━━━ Working data

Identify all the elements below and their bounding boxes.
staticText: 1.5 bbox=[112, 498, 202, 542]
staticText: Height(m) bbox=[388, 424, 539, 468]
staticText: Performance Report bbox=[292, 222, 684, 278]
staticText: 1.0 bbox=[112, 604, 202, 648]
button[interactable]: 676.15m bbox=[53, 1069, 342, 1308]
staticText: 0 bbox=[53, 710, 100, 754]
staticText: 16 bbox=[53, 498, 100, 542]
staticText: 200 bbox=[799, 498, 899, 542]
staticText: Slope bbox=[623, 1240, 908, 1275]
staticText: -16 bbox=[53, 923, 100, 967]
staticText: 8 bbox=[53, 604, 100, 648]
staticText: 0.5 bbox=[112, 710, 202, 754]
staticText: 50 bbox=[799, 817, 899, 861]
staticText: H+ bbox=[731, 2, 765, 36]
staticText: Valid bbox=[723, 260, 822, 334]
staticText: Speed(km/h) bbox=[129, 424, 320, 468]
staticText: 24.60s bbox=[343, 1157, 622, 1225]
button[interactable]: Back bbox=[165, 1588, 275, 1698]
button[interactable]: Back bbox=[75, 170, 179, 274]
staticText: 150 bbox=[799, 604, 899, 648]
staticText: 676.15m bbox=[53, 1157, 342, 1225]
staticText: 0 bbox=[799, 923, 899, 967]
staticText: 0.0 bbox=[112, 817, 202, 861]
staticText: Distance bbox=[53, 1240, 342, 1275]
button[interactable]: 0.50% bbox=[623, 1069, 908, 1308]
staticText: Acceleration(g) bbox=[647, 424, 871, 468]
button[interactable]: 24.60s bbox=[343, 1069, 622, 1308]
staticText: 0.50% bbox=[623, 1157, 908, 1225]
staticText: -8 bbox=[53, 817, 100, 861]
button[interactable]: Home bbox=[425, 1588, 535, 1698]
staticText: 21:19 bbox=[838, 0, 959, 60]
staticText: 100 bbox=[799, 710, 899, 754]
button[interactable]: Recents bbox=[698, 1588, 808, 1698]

━━━━━━

Problem to solve — Format every line of the rows above as a numbered list, leaving out any blank lines.

The reply —
1. Identify all the elements below and their bounding boxes.
2. staticText: 1.5 bbox=[112, 498, 202, 542]
3. staticText: Height(m) bbox=[388, 424, 539, 468]
4. staticText: Performance Report bbox=[292, 222, 684, 278]
5. staticText: 1.0 bbox=[112, 604, 202, 648]
6. button[interactable]: 676.15m bbox=[53, 1069, 342, 1308]
7. staticText: 0 bbox=[53, 710, 100, 754]
8. staticText: 16 bbox=[53, 498, 100, 542]
9. staticText: 200 bbox=[799, 498, 899, 542]
10. staticText: Slope bbox=[623, 1240, 908, 1275]
11. staticText: -16 bbox=[53, 923, 100, 967]
12. staticText: 8 bbox=[53, 604, 100, 648]
13. staticText: 0.5 bbox=[112, 710, 202, 754]
14. staticText: 50 bbox=[799, 817, 899, 861]
15. staticText: H+ bbox=[731, 2, 765, 36]
16. staticText: Valid bbox=[723, 260, 822, 334]
17. staticText: Speed(km/h) bbox=[129, 424, 320, 468]
18. staticText: 24.60s bbox=[343, 1157, 622, 1225]
19. button[interactable]: Back bbox=[165, 1588, 275, 1698]
20. button[interactable]: Back bbox=[75, 170, 179, 274]
21. staticText: 150 bbox=[799, 604, 899, 648]
22. staticText: 676.15m bbox=[53, 1157, 342, 1225]
23. staticText: 0 bbox=[799, 923, 899, 967]
24. staticText: 0.0 bbox=[112, 817, 202, 861]
25. staticText: Distance bbox=[53, 1240, 342, 1275]
26. button[interactable]: 0.50% bbox=[623, 1069, 908, 1308]
27. staticText: Acceleration(g) bbox=[647, 424, 871, 468]
28. button[interactable]: 24.60s bbox=[343, 1069, 622, 1308]
29. staticText: 0.50% bbox=[623, 1157, 908, 1225]
30. staticText: -8 bbox=[53, 817, 100, 861]
31. button[interactable]: Home bbox=[425, 1588, 535, 1698]
32. staticText: 21:19 bbox=[838, 0, 959, 60]
33. staticText: 100 bbox=[799, 710, 899, 754]
34. button[interactable]: Recents bbox=[698, 1588, 808, 1698]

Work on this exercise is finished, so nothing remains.